*Short problem:*
Give the number of lines containing the word "layers", and nothing else.

[Saved entries]
+++++
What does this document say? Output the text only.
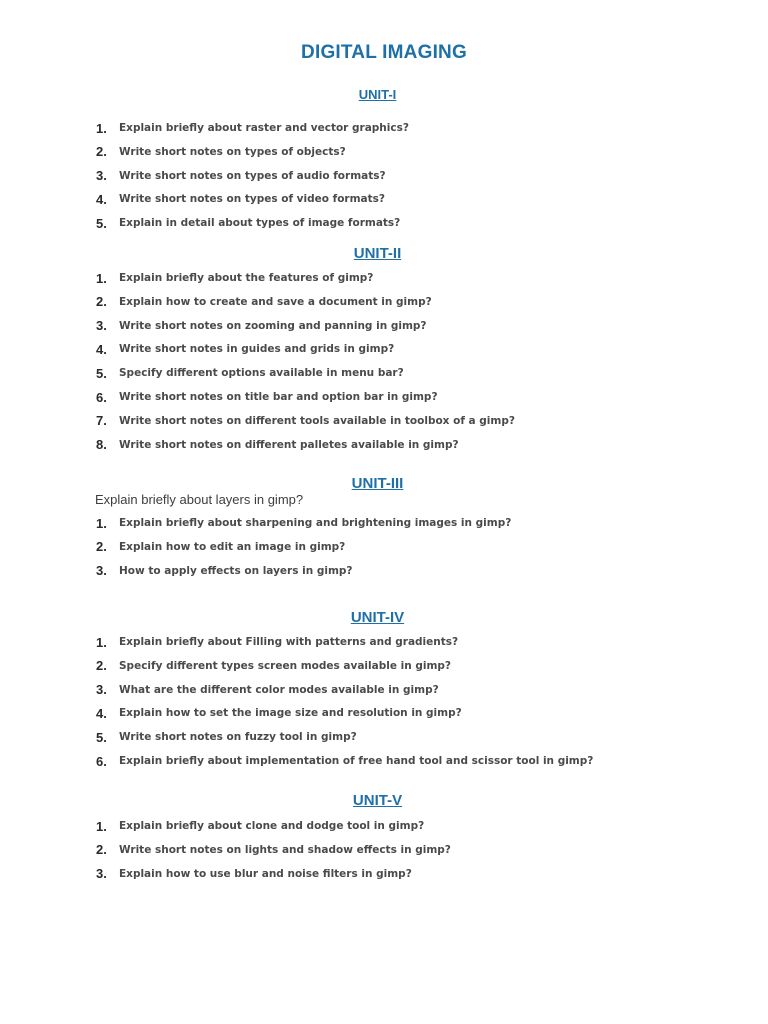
DIGITAL IMAGING
UNIT-I
UNIT-II
UNIT-III
Explain briefly about layers in gimp?
UNIT-IV
UNIT-V
1.	Explain briefly about raster and vector graphics?
2.	Write short notes on types of objects?
3.	Write short notes on types of audio formats?
4.	Write short notes on types of video formats?
5.	Explain in detail about types of image formats?
1.	Explain briefly about the features of gimp?
2.	Explain how to create and save a document in gimp?
3.	Write short notes on zooming and panning in gimp?
4.	Write short notes in guides and grids in gimp?
5.	Specify different options available in menu bar?
6.	Write short notes on title bar and option bar in gimp?
7.	Write short notes on different tools available in toolbox of a gimp?
8.	Write short notes on different palletes available in gimp?
1.	Explain briefly about sharpening and brightening images in gimp?
2.	Explain how to edit an image in gimp?
3.	How to apply effects on layers in gimp?
1.	Explain briefly about Filling with patterns and gradients?
2.	Specify different types screen modes available in gimp?
3.	What are the different color modes available in gimp?
4.	Explain how to set the image size and resolution in gimp?
5.	Write short notes on fuzzy tool in gimp?
6.	Explain briefly about implementation of free hand tool and scissor tool in gimp?
1.	Explain briefly about clone and dodge tool in gimp?
2.	Write short notes on lights and shadow effects in gimp?
3.	Explain how to use blur and noise filters in gimp?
+++++
*Answer below:*
2